- Stated goal -
Scan the data below. Pull out each line where "n水器业务" occurs.

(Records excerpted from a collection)
begin
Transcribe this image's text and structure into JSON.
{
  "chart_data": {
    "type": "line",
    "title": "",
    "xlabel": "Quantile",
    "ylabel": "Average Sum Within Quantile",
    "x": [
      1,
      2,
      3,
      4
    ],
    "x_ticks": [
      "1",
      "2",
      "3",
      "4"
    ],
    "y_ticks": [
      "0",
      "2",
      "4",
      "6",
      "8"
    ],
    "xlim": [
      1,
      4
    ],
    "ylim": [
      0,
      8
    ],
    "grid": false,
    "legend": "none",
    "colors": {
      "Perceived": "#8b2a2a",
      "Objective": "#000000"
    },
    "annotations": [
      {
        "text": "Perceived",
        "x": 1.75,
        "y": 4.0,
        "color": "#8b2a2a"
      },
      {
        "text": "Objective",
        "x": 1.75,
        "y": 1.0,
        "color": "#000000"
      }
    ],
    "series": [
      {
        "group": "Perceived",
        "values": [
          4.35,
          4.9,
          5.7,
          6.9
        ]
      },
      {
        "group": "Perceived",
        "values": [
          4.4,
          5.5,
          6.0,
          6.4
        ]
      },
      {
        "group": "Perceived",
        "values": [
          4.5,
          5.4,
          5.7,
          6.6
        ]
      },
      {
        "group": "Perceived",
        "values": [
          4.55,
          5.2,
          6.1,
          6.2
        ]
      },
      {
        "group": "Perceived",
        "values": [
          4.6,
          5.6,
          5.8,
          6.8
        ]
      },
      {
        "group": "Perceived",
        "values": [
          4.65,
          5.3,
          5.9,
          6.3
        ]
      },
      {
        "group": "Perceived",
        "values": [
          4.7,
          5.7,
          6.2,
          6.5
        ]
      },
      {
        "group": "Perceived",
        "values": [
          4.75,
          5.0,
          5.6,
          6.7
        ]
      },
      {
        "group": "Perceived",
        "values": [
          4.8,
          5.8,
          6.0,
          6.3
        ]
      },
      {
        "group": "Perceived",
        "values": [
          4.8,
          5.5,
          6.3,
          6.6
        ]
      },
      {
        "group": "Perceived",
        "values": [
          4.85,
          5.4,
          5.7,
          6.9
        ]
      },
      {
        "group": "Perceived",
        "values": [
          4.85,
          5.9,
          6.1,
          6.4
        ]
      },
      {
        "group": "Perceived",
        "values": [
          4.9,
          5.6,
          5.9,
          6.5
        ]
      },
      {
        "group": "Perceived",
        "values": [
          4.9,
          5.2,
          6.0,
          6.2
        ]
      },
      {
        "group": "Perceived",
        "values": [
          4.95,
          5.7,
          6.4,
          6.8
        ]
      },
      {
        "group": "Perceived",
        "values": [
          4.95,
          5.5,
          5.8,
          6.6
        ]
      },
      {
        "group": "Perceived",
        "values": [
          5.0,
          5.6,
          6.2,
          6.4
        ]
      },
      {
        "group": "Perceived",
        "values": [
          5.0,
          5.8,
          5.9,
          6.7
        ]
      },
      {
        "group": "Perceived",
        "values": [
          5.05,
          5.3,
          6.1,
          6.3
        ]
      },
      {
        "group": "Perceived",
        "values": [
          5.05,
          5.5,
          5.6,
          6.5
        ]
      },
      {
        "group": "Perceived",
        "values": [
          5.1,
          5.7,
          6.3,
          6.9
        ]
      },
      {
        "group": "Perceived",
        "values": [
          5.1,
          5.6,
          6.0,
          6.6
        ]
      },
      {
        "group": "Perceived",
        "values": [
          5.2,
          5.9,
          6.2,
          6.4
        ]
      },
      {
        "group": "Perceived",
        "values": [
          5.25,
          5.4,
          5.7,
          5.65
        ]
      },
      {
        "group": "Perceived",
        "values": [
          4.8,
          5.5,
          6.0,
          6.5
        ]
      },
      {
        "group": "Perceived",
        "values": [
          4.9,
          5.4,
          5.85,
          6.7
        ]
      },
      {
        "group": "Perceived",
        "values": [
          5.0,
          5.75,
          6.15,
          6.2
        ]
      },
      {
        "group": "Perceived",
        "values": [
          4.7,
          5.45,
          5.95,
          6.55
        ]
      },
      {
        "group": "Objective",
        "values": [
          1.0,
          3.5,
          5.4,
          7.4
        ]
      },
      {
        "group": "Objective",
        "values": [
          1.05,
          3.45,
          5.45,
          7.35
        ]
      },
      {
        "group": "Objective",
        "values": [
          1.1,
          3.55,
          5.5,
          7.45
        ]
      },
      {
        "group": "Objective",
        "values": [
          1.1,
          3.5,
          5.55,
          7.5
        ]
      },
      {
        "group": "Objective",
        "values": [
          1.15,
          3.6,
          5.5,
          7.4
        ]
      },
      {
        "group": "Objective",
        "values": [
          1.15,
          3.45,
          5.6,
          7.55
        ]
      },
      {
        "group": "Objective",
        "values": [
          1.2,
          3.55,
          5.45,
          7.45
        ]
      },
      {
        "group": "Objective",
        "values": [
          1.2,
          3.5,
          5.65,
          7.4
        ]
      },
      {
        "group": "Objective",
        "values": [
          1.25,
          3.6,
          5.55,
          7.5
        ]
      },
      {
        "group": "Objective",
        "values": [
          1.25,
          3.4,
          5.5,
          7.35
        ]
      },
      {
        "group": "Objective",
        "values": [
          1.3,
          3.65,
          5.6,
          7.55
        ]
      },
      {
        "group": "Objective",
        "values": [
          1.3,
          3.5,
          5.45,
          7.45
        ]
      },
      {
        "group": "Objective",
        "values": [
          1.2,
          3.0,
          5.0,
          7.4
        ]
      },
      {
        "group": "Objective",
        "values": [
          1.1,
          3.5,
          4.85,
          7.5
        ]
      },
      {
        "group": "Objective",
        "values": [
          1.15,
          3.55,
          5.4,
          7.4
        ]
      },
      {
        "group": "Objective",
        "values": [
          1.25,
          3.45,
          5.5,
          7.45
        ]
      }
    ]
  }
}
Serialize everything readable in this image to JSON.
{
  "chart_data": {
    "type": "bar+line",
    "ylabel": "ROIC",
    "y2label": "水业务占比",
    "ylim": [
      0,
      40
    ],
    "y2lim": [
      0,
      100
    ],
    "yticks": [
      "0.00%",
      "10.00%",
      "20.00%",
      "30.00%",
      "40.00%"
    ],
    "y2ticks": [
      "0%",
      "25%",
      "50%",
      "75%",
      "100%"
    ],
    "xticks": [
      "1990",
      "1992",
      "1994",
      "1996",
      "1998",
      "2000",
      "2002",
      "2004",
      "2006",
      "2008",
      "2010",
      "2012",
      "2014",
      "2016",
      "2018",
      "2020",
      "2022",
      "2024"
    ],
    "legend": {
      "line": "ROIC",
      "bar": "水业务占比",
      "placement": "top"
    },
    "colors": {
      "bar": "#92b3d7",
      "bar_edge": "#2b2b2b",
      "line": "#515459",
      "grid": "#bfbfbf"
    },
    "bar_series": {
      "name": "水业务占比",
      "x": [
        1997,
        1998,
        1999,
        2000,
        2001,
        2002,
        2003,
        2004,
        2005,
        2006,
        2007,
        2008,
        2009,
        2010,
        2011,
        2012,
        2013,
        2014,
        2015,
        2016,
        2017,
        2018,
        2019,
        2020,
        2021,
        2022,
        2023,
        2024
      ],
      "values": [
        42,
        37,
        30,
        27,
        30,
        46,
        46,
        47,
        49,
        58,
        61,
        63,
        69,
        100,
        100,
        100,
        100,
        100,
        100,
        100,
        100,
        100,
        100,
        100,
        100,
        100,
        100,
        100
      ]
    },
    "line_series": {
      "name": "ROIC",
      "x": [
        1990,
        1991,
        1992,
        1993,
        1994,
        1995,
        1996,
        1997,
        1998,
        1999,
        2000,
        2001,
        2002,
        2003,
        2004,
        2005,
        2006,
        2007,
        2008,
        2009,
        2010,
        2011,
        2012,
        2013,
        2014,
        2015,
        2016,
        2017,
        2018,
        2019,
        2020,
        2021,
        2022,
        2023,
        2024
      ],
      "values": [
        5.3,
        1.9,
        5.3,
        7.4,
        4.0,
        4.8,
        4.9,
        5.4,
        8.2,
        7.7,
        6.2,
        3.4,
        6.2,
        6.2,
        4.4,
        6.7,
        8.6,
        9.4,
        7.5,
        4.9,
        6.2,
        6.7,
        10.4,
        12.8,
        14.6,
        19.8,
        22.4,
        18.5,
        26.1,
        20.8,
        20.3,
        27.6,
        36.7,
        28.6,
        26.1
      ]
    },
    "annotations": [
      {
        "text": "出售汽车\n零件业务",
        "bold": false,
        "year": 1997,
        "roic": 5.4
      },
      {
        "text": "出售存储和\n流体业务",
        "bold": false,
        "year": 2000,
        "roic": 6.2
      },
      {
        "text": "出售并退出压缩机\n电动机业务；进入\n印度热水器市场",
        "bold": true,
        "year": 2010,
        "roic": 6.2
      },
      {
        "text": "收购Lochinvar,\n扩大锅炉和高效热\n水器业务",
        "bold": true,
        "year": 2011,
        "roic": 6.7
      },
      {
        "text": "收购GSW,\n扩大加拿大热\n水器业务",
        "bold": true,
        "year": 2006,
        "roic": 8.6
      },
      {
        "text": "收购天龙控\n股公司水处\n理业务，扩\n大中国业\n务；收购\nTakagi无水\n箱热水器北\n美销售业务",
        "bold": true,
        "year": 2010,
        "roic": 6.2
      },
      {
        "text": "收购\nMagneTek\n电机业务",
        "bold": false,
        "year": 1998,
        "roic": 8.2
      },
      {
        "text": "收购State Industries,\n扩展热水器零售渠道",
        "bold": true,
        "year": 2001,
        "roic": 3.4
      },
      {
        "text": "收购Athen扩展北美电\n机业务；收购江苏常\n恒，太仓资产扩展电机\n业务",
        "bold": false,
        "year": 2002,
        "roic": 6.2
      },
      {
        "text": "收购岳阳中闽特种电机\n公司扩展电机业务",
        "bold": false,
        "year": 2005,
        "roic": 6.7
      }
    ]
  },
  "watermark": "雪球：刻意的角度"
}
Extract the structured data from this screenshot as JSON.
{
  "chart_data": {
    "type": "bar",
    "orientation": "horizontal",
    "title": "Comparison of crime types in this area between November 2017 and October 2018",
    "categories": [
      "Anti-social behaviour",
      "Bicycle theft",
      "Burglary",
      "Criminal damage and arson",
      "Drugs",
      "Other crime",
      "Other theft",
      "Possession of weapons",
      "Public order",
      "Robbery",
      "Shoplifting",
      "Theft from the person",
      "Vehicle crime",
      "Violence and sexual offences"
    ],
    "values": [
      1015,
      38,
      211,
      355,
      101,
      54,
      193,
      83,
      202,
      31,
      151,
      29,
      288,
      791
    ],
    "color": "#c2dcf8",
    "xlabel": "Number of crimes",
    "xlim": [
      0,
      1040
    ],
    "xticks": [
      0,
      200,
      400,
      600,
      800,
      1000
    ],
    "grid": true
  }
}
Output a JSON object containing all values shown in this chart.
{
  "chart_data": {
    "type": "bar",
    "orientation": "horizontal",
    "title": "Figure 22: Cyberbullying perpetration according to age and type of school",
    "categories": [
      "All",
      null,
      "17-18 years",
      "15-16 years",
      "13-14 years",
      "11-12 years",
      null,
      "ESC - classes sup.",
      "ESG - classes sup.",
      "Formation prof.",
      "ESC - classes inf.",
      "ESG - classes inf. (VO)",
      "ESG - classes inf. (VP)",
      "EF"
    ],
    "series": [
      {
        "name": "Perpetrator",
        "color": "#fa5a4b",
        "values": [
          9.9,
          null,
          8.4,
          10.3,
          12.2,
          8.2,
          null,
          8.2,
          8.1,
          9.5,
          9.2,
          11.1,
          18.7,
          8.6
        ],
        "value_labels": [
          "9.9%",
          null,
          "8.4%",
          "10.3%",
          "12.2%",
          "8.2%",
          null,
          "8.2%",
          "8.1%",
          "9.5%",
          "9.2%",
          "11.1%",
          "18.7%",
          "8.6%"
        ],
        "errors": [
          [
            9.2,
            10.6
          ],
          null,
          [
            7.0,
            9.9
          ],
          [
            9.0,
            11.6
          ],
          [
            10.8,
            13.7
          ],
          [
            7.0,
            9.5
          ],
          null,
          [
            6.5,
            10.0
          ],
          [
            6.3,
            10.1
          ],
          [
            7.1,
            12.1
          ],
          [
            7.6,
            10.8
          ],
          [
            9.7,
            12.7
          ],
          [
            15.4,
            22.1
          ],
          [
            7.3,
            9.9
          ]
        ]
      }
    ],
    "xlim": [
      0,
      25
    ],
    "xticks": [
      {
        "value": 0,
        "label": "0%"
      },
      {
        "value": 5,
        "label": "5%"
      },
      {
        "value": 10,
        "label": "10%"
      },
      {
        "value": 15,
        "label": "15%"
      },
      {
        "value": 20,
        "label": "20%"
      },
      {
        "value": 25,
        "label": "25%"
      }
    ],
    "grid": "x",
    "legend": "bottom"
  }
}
end
- Result of the exercise -
        "text": "收购Lochinvar,\n扩大锅炉和高效热\n水器业务",
        "text": "收购GSW,\n扩大加拿大热\n水器业务",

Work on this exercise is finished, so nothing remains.